(Data records)
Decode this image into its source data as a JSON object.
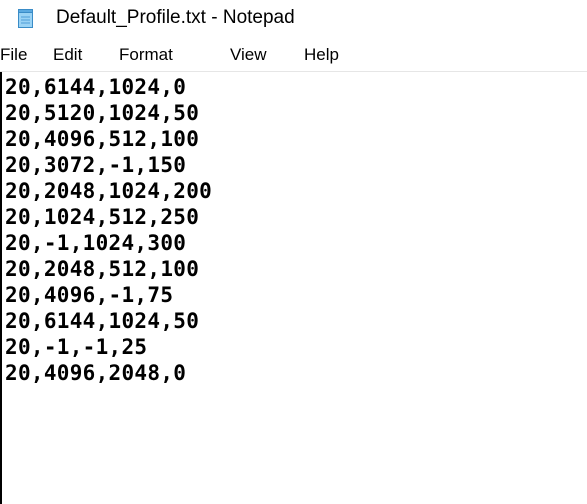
{
  "window": {
    "title": "Default_Profile.txt - Notepad",
    "icon": "notepad-icon"
  },
  "menu": {
    "file": "File",
    "edit": "Edit",
    "format": "Format",
    "view": "View",
    "help": "Help"
  },
  "editor": {
    "lines": [
      "20,6144,1024,0",
      "20,5120,1024,50",
      "20,4096,512,100",
      "20,3072,-1,150",
      "20,2048,1024,200",
      "20,1024,512,250",
      "20,-1,1024,300",
      "20,2048,512,100",
      "20,4096,-1,75",
      "20,6144,1024,50",
      "20,-1,-1,25",
      "20,4096,2048,0"
    ]
  }
}
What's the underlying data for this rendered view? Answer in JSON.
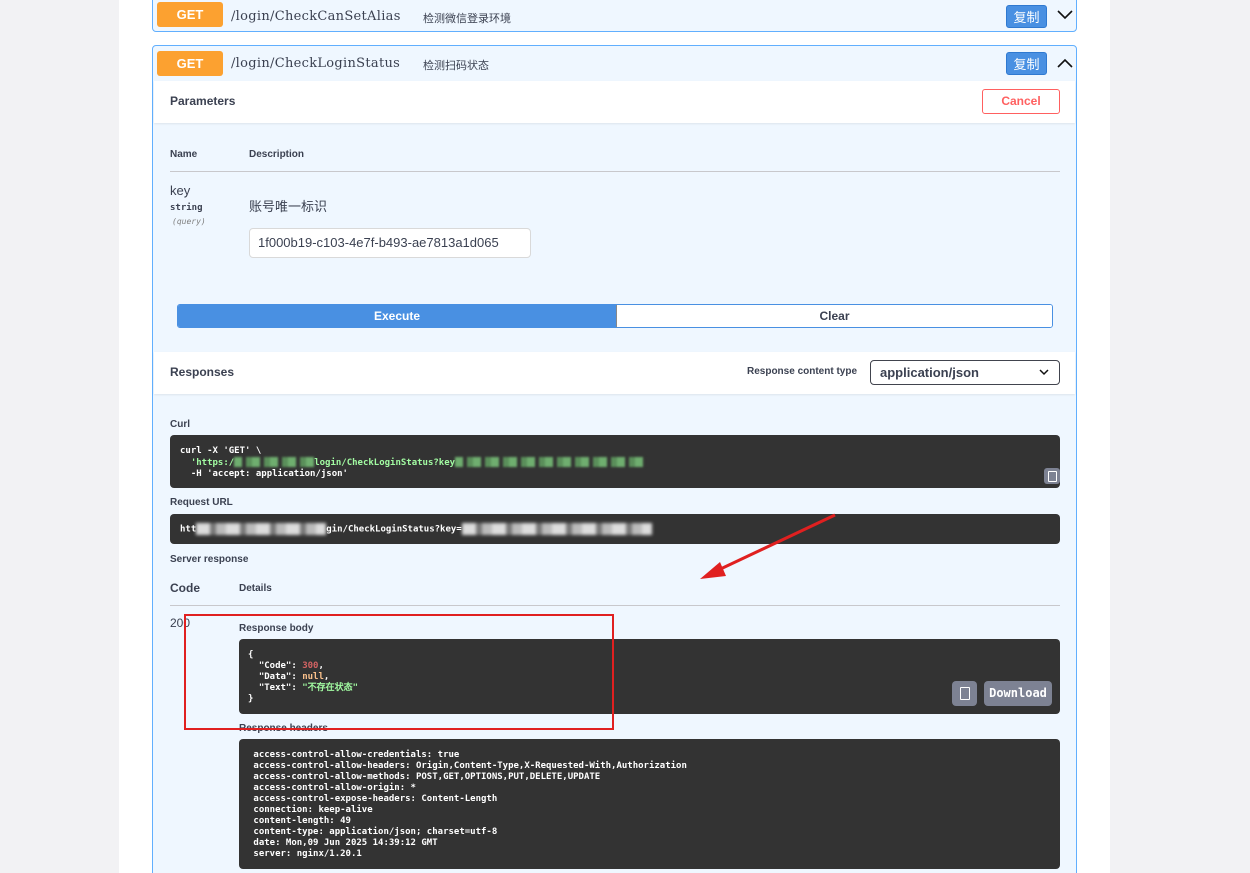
{
  "collapsed_op": {
    "method": "GET",
    "path": "/login/CheckCanSetAlias",
    "description": "检测微信登录环境",
    "copy_label": "复制",
    "chevron_icon": "chevron-down-icon"
  },
  "expanded_op": {
    "method": "GET",
    "path": "/login/CheckLoginStatus",
    "description": "检测扫码状态",
    "copy_label": "复制",
    "chevron_icon": "chevron-up-icon"
  },
  "parameters": {
    "title": "Parameters",
    "cancel_label": "Cancel",
    "col_name": "Name",
    "col_description": "Description",
    "param": {
      "name": "key",
      "type": "string",
      "in": "(query)",
      "description": "账号唯一标识",
      "value": "1f000b19-c103-4e7f-b493-ae7813a1d065"
    },
    "execute_label": "Execute",
    "clear_label": "Clear"
  },
  "responses": {
    "title": "Responses",
    "content_type_label": "Response content type",
    "content_type_value": "application/json",
    "curl_label": "Curl",
    "curl_line1": "curl -X 'GET' \\",
    "curl_line2_prefix": "  'https:/",
    "curl_line2_mid": "login/CheckLoginStatus?key",
    "curl_line3": "  -H 'accept: application/json'",
    "request_url_label": "Request URL",
    "request_url_prefix": "htt",
    "request_url_mid": "gin/CheckLoginStatus?key=",
    "server_response_label": "Server response",
    "col_code": "Code",
    "col_details": "Details",
    "code": "200",
    "response_body_label": "Response body",
    "body": {
      "open": "{",
      "code_key": "  \"Code\": ",
      "code_val": "300",
      "data_key": "  \"Data\": ",
      "data_val": "null",
      "text_key": "  \"Text\": ",
      "text_val": "\"不存在状态\"",
      "close": "}"
    },
    "download_label": "Download",
    "response_headers_label": "Response headers",
    "headers": [
      " access-control-allow-credentials: true ",
      " access-control-allow-headers: Origin,Content-Type,X-Requested-With,Authorization ",
      " access-control-allow-methods: POST,GET,OPTIONS,PUT,DELETE,UPDATE ",
      " access-control-allow-origin: * ",
      " access-control-expose-headers: Content-Length ",
      " connection: keep-alive ",
      " content-length: 49 ",
      " content-type: application/json; charset=utf-8 ",
      " date: Mon,09 Jun 2025 14:39:12 GMT ",
      " server: nginx/1.20.1 "
    ]
  },
  "annotation_colors": {
    "highlight_box": "#e02020",
    "arrow": "#e02020"
  }
}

**To do:** Quote the records in their entirety, keeping the wording exact and excluding pictures.

**The response:**
Decode this image into its source data as a JSON object.
{
  "window": {
    "title": "Default_Profile.txt - Notepad",
    "icon": "notepad-icon"
  },
  "menu": {
    "file": "File",
    "edit": "Edit",
    "format": "Format",
    "view": "View",
    "help": "Help"
  },
  "editor": {
    "lines": [
      "20,6144,1024,0",
      "20,5120,1024,50",
      "20,4096,512,100",
      "20,3072,-1,150",
      "20,2048,1024,200",
      "20,1024,512,250",
      "20,-1,1024,300",
      "20,2048,512,100",
      "20,4096,-1,75",
      "20,6144,1024,50",
      "20,-1,-1,25",
      "20,4096,2048,0"
    ]
  }
}
What's the underlying data for this rendered view? Answer in JSON.
{
  "collapsed_op": {
    "method": "GET",
    "path": "/login/CheckCanSetAlias",
    "description": "检测微信登录环境",
    "copy_label": "复制",
    "chevron_icon": "chevron-down-icon"
  },
  "expanded_op": {
    "method": "GET",
    "path": "/login/CheckLoginStatus",
    "description": "检测扫码状态",
    "copy_label": "复制",
    "chevron_icon": "chevron-up-icon"
  },
  "parameters": {
    "title": "Parameters",
    "cancel_label": "Cancel",
    "col_name": "Name",
    "col_description": "Description",
    "param": {
      "name": "key",
      "type": "string",
      "in": "(query)",
      "description": "账号唯一标识",
      "value": "1f000b19-c103-4e7f-b493-ae7813a1d065"
    },
    "execute_label": "Execute",
    "clear_label": "Clear"
  },
  "responses": {
    "title": "Responses",
    "content_type_label": "Response content type",
    "content_type_value": "application/json",
    "curl_label": "Curl",
    "curl_line1": "curl -X 'GET' \\",
    "curl_line2_prefix": "  'https:/",
    "curl_line2_mid": "login/CheckLoginStatus?key",
    "curl_line3": "  -H 'accept: application/json'",
    "request_url_label": "Request URL",
    "request_url_prefix": "htt",
    "request_url_mid": "gin/CheckLoginStatus?key=",
    "server_response_label": "Server response",
    "col_code": "Code",
    "col_details": "Details",
    "code": "200",
    "response_body_label": "Response body",
    "body": {
      "open": "{",
      "code_key": "  \"Code\": ",
      "code_val": "300",
      "data_key": "  \"Data\": ",
      "data_val": "null",
      "text_key": "  \"Text\": ",
      "text_val": "\"不存在状态\"",
      "close": "}"
    },
    "download_label": "Download",
    "response_headers_label": "Response headers",
    "headers": [
      " access-control-allow-credentials: true ",
      " access-control-allow-headers: Origin,Content-Type,X-Requested-With,Authorization ",
      " access-control-allow-methods: POST,GET,OPTIONS,PUT,DELETE,UPDATE ",
      " access-control-allow-origin: * ",
      " access-control-expose-headers: Content-Length ",
      " connection: keep-alive ",
      " content-length: 49 ",
      " content-type: application/json; charset=utf-8 ",
      " date: Mon,09 Jun 2025 14:39:12 GMT ",
      " server: nginx/1.20.1 "
    ]
  },
  "annotation_colors": {
    "highlight_box": "#e02020",
    "arrow": "#e02020"
  }
}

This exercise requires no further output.